* **SHORT TASK**
Locate the word "nicht" in the data below, then copy every line that holds it.

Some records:
****************************************

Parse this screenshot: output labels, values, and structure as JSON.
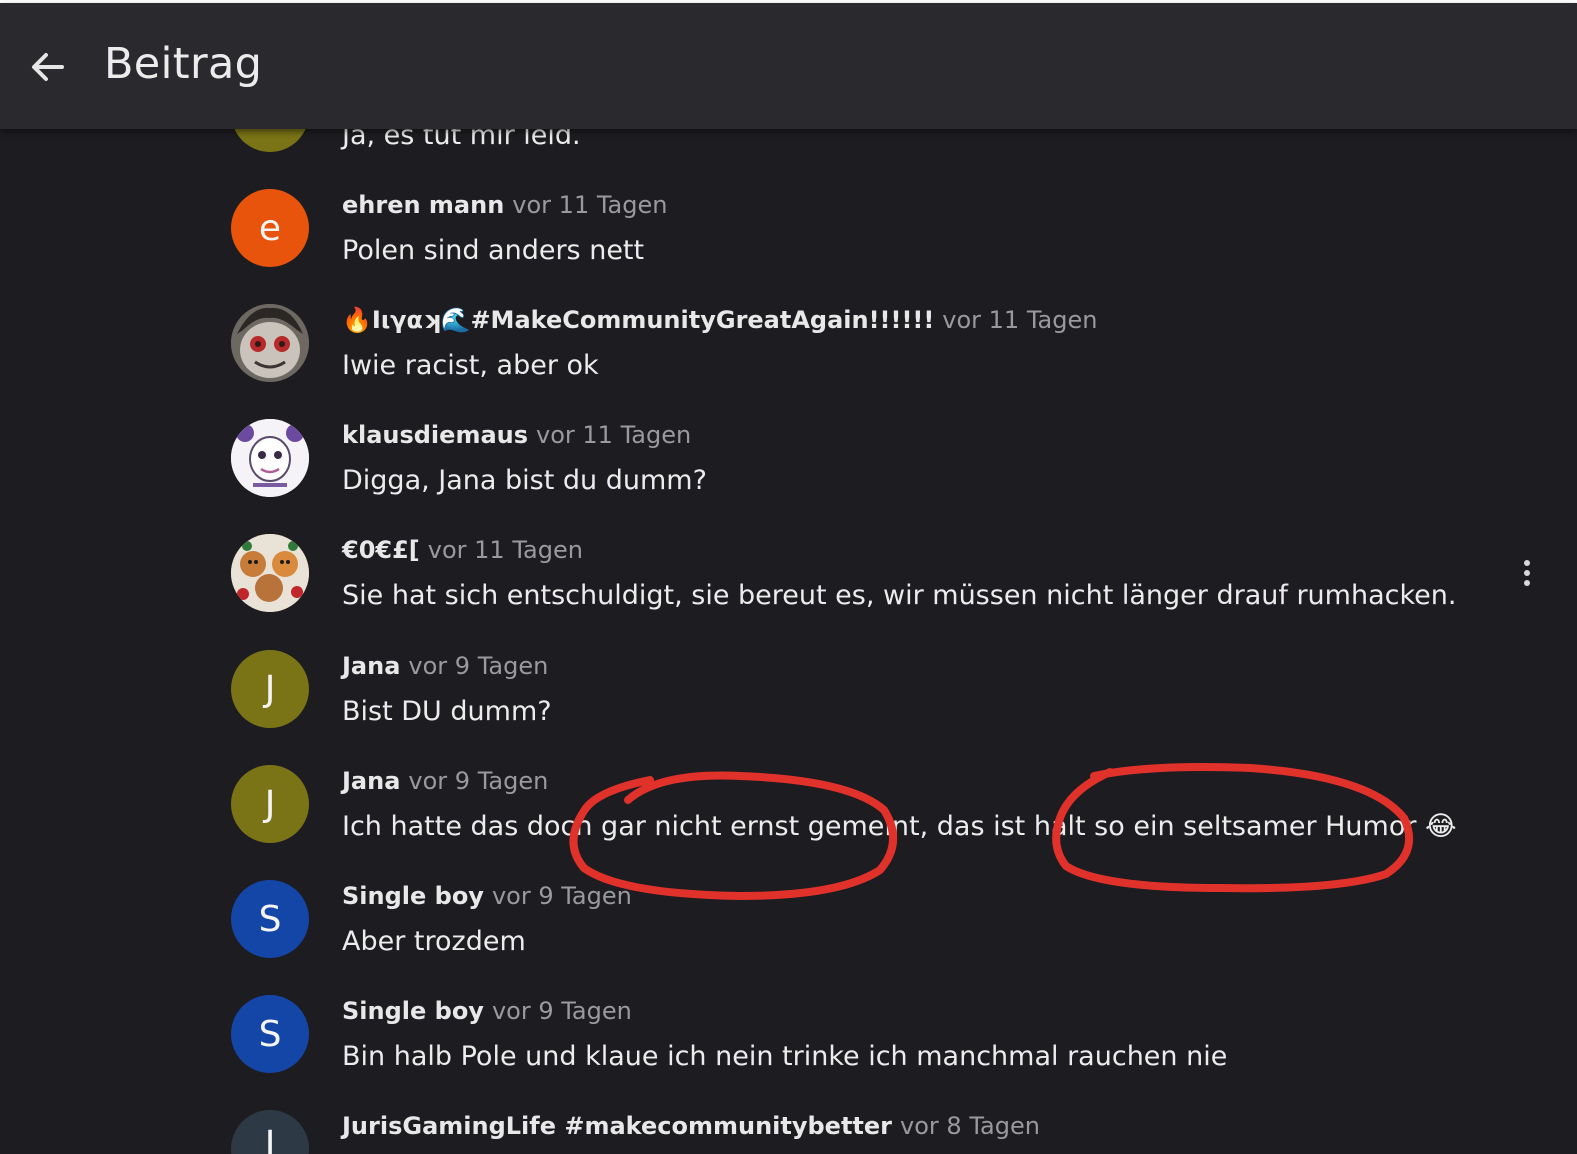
{
  "header": {
    "title": "Beitrag",
    "back_icon": "arrow-left-icon"
  },
  "comments": [
    {
      "author": "",
      "time": "",
      "text": "Ja, es tut mir leid.",
      "avatar_letter": "",
      "avatar_color": "#7b7416"
    },
    {
      "author": "ehren mann",
      "time": "vor 11 Tagen",
      "text": "Polen sind anders nett",
      "avatar_letter": "e",
      "avatar_color": "#e8540c"
    },
    {
      "author": "🔥Iιγαʞ🌊#MakeCommunityGreatAgain!!!!!!",
      "time": "vor 11 Tagen",
      "text": "Iwie racist, aber ok",
      "avatar_letter": "",
      "avatar_color": "#5b5550"
    },
    {
      "author": "klausdiemaus",
      "time": "vor 11 Tagen",
      "text": "Digga, Jana bist du dumm?",
      "avatar_letter": "",
      "avatar_color": "#f4f0f6"
    },
    {
      "author": "€0€£[",
      "time": "vor 11 Tagen",
      "text": "Sie hat sich entschuldigt, sie bereut es, wir müssen nicht länger drauf rumhacken.",
      "avatar_letter": "",
      "avatar_color": "#d9b38c"
    },
    {
      "author": "Jana",
      "time": "vor 9 Tagen",
      "text": "Bist DU dumm?",
      "avatar_letter": "J",
      "avatar_color": "#7b7416"
    },
    {
      "author": "Jana",
      "time": "vor 9 Tagen",
      "text": "Ich hatte das doch gar nicht ernst gemeint, das ist halt so ein seltsamer Humor 😂",
      "avatar_letter": "J",
      "avatar_color": "#7b7416"
    },
    {
      "author": "Single boy",
      "time": "vor 9 Tagen",
      "text": "Aber trozdem",
      "avatar_letter": "S",
      "avatar_color": "#1446a8"
    },
    {
      "author": "Single boy",
      "time": "vor 9 Tagen",
      "text": "Bin halb Pole und klaue ich nein trinke ich manchmal rauchen nie",
      "avatar_letter": "S",
      "avatar_color": "#1446a8"
    },
    {
      "author": "JurisGamingLife #makecommunitybetter",
      "time": "vor 8 Tagen",
      "text": "",
      "avatar_letter": "J",
      "avatar_color": "#2d3a45"
    }
  ],
  "more_icon": "more-vertical-icon",
  "annotation_color": "#e0312b"
}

****************************************

* **THE COMPLETED TASK**
      "text": "Sie hat sich entschuldigt, sie bereut es, wir müssen nicht länger drauf rumhacken.",
      "text": "Ich hatte das doch gar nicht ernst gemeint, das ist halt so ein seltsamer Humor 😂",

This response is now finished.